───── Exercise inputs

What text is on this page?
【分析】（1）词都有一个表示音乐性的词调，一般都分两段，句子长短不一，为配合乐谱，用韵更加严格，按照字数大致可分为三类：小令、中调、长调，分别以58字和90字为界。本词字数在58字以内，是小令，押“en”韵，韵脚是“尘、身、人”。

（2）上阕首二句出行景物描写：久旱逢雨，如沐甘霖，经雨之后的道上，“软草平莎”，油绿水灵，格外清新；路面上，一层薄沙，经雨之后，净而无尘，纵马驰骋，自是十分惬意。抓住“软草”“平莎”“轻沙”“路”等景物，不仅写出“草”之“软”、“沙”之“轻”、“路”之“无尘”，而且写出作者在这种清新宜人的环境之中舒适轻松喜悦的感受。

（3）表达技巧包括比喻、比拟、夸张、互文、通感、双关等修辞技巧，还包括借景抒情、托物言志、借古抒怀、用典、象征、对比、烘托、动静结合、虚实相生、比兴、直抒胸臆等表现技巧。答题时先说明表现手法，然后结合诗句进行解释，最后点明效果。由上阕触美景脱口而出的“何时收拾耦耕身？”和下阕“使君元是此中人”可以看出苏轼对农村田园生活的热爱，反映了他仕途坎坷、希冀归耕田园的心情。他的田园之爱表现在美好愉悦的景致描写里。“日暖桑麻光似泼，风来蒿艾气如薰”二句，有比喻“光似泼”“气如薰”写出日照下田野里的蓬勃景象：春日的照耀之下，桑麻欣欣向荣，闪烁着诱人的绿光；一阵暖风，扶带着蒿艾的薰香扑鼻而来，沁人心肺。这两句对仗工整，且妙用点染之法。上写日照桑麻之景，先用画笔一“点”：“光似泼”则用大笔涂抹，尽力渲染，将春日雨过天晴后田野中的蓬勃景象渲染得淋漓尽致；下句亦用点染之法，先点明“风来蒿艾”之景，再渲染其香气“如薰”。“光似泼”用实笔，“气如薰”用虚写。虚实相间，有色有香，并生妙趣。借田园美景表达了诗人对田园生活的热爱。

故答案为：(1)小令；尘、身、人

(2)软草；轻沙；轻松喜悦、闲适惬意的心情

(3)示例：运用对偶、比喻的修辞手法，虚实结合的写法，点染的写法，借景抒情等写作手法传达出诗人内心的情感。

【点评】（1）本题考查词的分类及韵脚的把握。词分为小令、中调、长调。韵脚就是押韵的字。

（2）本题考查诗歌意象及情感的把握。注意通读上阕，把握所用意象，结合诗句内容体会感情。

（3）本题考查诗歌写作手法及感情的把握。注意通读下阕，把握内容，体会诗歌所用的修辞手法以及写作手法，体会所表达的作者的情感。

──────────
───── Exercise inputs

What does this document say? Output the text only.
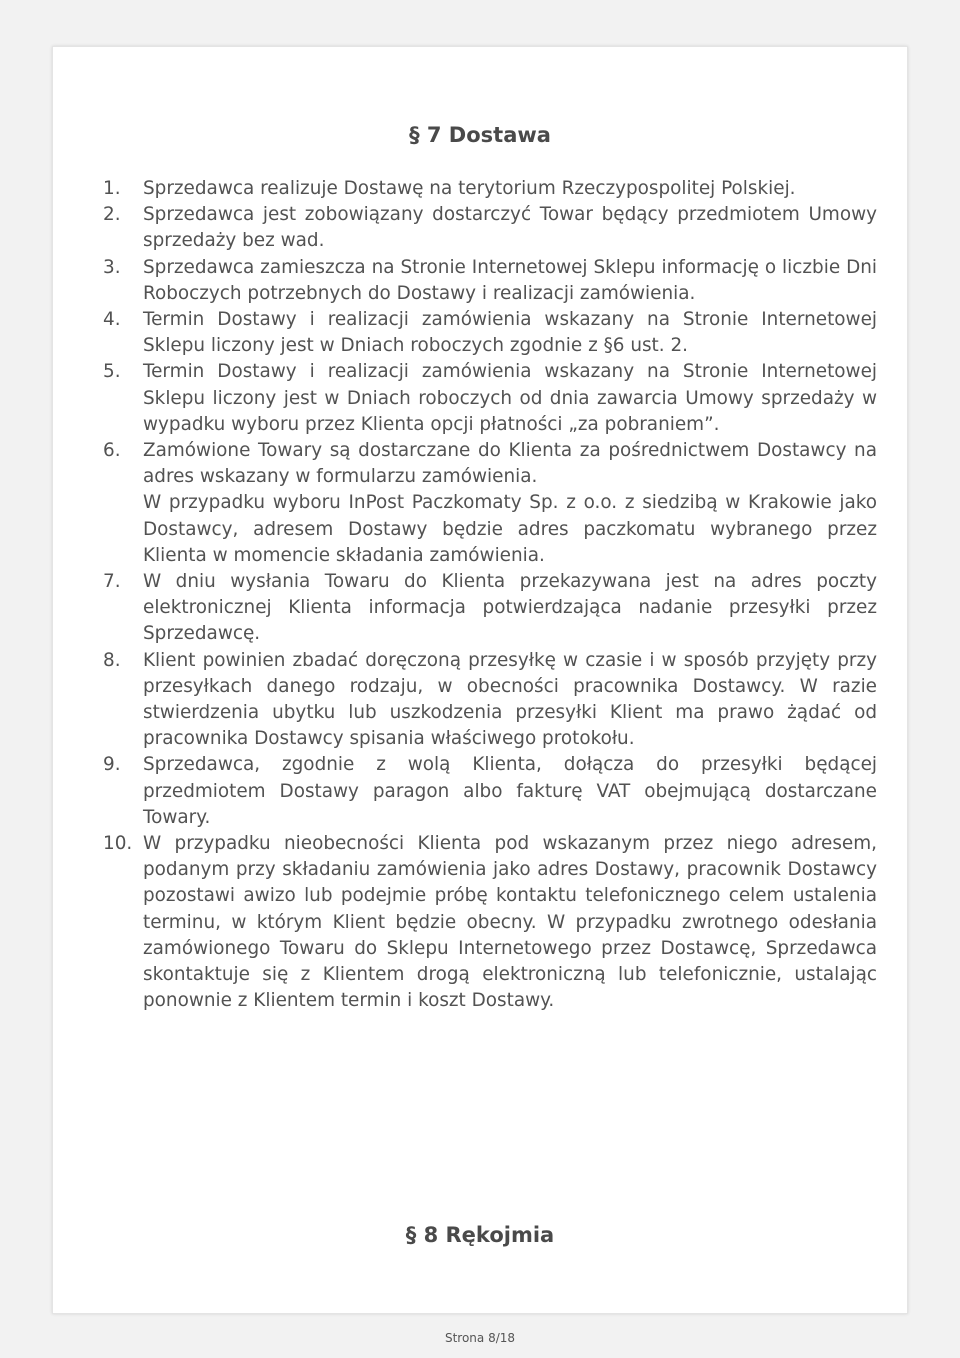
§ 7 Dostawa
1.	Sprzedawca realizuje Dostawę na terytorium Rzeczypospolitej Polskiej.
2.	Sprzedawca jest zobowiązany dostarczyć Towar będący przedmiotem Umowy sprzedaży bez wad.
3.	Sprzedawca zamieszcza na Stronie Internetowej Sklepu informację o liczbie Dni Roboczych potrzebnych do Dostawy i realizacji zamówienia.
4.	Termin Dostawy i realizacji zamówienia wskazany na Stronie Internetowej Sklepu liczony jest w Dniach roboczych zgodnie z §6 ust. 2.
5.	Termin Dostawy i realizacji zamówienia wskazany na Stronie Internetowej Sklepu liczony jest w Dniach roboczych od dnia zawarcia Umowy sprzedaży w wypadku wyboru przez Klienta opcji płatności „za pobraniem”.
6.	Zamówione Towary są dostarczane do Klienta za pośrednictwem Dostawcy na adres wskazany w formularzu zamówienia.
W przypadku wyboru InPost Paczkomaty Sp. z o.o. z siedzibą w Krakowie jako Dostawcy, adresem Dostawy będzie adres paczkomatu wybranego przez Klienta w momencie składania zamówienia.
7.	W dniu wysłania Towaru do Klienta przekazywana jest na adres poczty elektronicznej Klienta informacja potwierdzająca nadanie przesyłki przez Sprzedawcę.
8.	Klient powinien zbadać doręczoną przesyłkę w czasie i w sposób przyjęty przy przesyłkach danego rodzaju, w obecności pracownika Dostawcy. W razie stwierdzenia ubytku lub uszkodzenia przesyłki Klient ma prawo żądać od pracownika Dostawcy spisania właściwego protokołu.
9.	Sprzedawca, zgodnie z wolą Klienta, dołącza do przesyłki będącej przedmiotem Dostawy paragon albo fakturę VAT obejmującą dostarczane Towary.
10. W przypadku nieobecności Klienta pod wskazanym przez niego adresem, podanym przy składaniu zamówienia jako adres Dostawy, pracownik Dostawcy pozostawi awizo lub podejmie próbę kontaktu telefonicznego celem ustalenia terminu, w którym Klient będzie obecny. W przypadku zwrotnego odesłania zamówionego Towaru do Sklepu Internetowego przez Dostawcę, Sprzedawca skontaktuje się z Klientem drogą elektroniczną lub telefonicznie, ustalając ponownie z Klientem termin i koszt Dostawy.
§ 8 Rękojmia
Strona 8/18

──────────

*Goal*
Copy whichever lines in the listing above contain the word "przedmiotem".

*Response below*
2.	Sprzedawca jest zobowiązany dostarczyć Towar będący przedmiotem Umowy sprzedaży bez wad.
9.	Sprzedawca, zgodnie z wolą Klienta, dołącza do przesyłki będącej przedmiotem Dostawy paragon albo fakturę VAT obejmującą dostarczane Towary.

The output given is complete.